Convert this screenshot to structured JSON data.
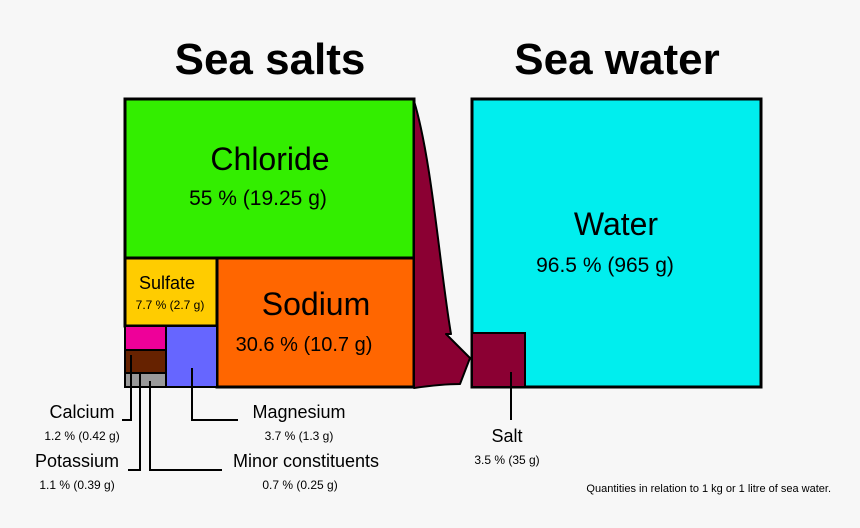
{
  "titles": {
    "left": "Sea salts",
    "right": "Sea water"
  },
  "colors": {
    "chloride": "#33ee00",
    "sulfate": "#ffcc00",
    "sodium": "#ff6600",
    "calcium": "#ee0099",
    "potassium": "#662200",
    "minor": "#999999",
    "magnesium": "#6666ff",
    "water": "#00eeee",
    "salt": "#8b0033",
    "arrow": "#8b0033"
  },
  "sea_salts": {
    "chloride": {
      "name": "Chloride",
      "value": "55 % (19.25 g)"
    },
    "sulfate": {
      "name": "Sulfate",
      "value": "7.7 % (2.7 g)"
    },
    "sodium": {
      "name": "Sodium",
      "value": "30.6 % (10.7 g)"
    },
    "calcium": {
      "name": "Calcium",
      "value": "1.2 % (0.42 g)"
    },
    "potassium": {
      "name": "Potassium",
      "value": "1.1 % (0.39 g)"
    },
    "magnesium": {
      "name": "Magnesium",
      "value": "3.7 % (1.3 g)"
    },
    "minor": {
      "name": "Minor constituents",
      "value": "0.7 % (0.25 g)"
    }
  },
  "sea_water": {
    "water": {
      "name": "Water",
      "value": "96.5 % (965 g)"
    },
    "salt": {
      "name": "Salt",
      "value": "3.5 % (35 g)"
    }
  },
  "footnote": "Quantities in relation to 1 kg or 1 litre of sea water."
}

________________________________________

Given problem:
Every line of the material is to be quoted exactly, with no pictures carried over.

Full response:
Convert this screenshot to structured JSON data.
{
  "titles": {
    "left": "Sea salts",
    "right": "Sea water"
  },
  "colors": {
    "chloride": "#33ee00",
    "sulfate": "#ffcc00",
    "sodium": "#ff6600",
    "calcium": "#ee0099",
    "potassium": "#662200",
    "minor": "#999999",
    "magnesium": "#6666ff",
    "water": "#00eeee",
    "salt": "#8b0033",
    "arrow": "#8b0033"
  },
  "sea_salts": {
    "chloride": {
      "name": "Chloride",
      "value": "55 % (19.25 g)"
    },
    "sulfate": {
      "name": "Sulfate",
      "value": "7.7 % (2.7 g)"
    },
    "sodium": {
      "name": "Sodium",
      "value": "30.6 % (10.7 g)"
    },
    "calcium": {
      "name": "Calcium",
      "value": "1.2 % (0.42 g)"
    },
    "potassium": {
      "name": "Potassium",
      "value": "1.1 % (0.39 g)"
    },
    "magnesium": {
      "name": "Magnesium",
      "value": "3.7 % (1.3 g)"
    },
    "minor": {
      "name": "Minor constituents",
      "value": "0.7 % (0.25 g)"
    }
  },
  "sea_water": {
    "water": {
      "name": "Water",
      "value": "96.5 % (965 g)"
    },
    "salt": {
      "name": "Salt",
      "value": "3.5 % (35 g)"
    }
  },
  "footnote": "Quantities in relation to 1 kg or 1 litre of sea water."
}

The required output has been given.